◆ **Given data**:
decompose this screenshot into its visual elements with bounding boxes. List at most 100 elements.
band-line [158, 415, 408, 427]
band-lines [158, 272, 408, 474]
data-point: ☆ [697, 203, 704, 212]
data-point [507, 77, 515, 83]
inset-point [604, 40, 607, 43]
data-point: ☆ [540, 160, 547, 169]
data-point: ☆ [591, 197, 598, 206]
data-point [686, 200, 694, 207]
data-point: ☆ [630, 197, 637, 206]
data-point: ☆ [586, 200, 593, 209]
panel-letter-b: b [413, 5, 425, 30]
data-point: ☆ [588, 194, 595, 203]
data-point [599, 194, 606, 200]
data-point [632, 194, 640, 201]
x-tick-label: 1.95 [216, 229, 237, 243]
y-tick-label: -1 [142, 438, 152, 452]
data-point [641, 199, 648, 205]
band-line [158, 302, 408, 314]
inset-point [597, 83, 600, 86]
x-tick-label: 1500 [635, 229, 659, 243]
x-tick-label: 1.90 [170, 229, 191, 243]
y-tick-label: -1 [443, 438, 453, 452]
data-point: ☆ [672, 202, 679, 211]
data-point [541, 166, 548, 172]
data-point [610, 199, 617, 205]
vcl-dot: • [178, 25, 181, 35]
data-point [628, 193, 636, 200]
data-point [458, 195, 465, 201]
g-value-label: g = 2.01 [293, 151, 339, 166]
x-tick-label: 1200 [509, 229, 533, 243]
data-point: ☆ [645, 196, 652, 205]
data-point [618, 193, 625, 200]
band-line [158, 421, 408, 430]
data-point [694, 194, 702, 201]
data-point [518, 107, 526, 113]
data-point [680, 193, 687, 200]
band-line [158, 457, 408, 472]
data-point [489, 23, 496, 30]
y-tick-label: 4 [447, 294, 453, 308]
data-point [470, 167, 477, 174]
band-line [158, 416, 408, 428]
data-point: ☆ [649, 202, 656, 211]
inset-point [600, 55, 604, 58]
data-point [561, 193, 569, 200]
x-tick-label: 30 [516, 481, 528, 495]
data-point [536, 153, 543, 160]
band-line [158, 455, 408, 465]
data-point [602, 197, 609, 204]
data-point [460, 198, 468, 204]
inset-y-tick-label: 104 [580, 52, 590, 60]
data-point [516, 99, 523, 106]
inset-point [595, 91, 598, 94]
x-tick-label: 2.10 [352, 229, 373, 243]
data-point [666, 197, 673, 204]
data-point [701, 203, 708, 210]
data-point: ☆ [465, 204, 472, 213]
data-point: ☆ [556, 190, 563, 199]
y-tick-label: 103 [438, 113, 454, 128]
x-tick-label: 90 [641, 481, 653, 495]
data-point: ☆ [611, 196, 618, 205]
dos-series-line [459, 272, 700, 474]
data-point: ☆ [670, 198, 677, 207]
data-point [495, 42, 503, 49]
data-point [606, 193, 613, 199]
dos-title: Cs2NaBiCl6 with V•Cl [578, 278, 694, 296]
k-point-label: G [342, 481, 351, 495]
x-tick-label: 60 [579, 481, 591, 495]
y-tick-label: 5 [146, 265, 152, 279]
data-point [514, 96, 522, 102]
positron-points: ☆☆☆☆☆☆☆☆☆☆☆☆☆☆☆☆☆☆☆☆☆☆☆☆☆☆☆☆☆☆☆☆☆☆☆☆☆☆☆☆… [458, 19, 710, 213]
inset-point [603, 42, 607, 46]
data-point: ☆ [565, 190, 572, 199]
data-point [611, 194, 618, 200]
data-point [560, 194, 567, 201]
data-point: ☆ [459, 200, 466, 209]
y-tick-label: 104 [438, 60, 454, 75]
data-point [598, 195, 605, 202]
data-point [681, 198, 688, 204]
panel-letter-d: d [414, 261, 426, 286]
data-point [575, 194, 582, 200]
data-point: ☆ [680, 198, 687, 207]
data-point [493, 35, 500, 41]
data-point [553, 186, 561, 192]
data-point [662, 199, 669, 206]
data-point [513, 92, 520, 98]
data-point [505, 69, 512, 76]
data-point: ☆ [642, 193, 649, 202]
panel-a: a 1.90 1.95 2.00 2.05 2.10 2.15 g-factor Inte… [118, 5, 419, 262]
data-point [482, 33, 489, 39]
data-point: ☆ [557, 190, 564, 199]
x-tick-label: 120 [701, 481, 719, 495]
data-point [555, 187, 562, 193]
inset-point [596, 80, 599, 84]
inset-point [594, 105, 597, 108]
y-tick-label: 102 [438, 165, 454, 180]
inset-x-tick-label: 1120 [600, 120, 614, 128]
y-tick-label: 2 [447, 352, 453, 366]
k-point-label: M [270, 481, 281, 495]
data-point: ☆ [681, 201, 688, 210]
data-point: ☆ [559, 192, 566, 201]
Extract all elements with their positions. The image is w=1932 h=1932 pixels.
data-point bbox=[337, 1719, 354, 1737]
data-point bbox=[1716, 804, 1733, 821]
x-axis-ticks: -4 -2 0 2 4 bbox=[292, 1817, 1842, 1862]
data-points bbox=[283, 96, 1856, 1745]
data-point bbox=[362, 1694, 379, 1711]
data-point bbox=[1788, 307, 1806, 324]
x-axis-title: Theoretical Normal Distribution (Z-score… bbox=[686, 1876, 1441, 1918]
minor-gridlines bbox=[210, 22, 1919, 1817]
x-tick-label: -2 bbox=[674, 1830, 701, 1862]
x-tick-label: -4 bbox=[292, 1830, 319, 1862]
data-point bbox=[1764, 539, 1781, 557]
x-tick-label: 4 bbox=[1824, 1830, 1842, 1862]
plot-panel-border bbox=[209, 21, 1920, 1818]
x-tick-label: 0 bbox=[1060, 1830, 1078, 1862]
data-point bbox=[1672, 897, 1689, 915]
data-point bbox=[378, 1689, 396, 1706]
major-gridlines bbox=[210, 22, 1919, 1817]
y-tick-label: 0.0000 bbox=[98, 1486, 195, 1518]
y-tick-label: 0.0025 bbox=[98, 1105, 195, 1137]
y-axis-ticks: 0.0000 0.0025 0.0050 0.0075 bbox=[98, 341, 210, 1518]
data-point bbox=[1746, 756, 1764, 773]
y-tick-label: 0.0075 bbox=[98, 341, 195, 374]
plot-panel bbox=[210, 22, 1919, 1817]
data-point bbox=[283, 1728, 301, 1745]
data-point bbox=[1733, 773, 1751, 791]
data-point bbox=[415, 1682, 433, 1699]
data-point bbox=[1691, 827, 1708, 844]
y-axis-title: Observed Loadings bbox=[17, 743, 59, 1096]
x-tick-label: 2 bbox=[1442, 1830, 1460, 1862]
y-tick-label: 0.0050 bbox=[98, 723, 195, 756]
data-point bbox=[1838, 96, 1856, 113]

◆ **Exercise instructions**:
Change every "x-tick-label" to "x-axis-label" in the lines from the first line through the line with "data-point [460, 198, 468, 204]", keeping everything else unchanged.

◆ **Full answer**:
decompose this screenshot into its visual elements with bounding boxes. List at most 100 elements.
band-line [158, 415, 408, 427]
band-lines [158, 272, 408, 474]
data-point: ☆ [697, 203, 704, 212]
data-point [507, 77, 515, 83]
inset-point [604, 40, 607, 43]
data-point: ☆ [540, 160, 547, 169]
data-point: ☆ [591, 197, 598, 206]
data-point [686, 200, 694, 207]
data-point: ☆ [630, 197, 637, 206]
data-point: ☆ [586, 200, 593, 209]
panel-letter-b: b [413, 5, 425, 30]
data-point: ☆ [588, 194, 595, 203]
data-point [599, 194, 606, 200]
data-point [632, 194, 640, 201]
x-axis-label: 1.95 [216, 229, 237, 243]
y-tick-label: -1 [142, 438, 152, 452]
data-point [641, 199, 648, 205]
band-line [158, 302, 408, 314]
inset-point [597, 83, 600, 86]
x-axis-label: 1500 [635, 229, 659, 243]
x-axis-label: 1.90 [170, 229, 191, 243]
y-tick-label: -1 [443, 438, 453, 452]
data-point: ☆ [672, 202, 679, 211]
data-point [541, 166, 548, 172]
data-point [610, 199, 617, 205]
vcl-dot: • [178, 25, 181, 35]
data-point [628, 193, 636, 200]
data-point [458, 195, 465, 201]
g-value-label: g = 2.01 [293, 151, 339, 166]
x-axis-label: 1200 [509, 229, 533, 243]
data-point: ☆ [645, 196, 652, 205]
data-point [618, 193, 625, 200]
band-line [158, 421, 408, 430]
data-point [694, 194, 702, 201]
data-point [518, 107, 526, 113]
data-point [680, 193, 687, 200]
band-line [158, 457, 408, 472]
data-point [489, 23, 496, 30]
y-tick-label: 4 [447, 294, 453, 308]
data-point [470, 167, 477, 174]
band-line [158, 416, 408, 428]
data-point: ☆ [649, 202, 656, 211]
inset-point [600, 55, 604, 58]
data-point [561, 193, 569, 200]
x-axis-label: 30 [516, 481, 528, 495]
data-point [536, 153, 543, 160]
band-line [158, 455, 408, 465]
data-point [602, 197, 609, 204]
data-point [460, 198, 468, 204]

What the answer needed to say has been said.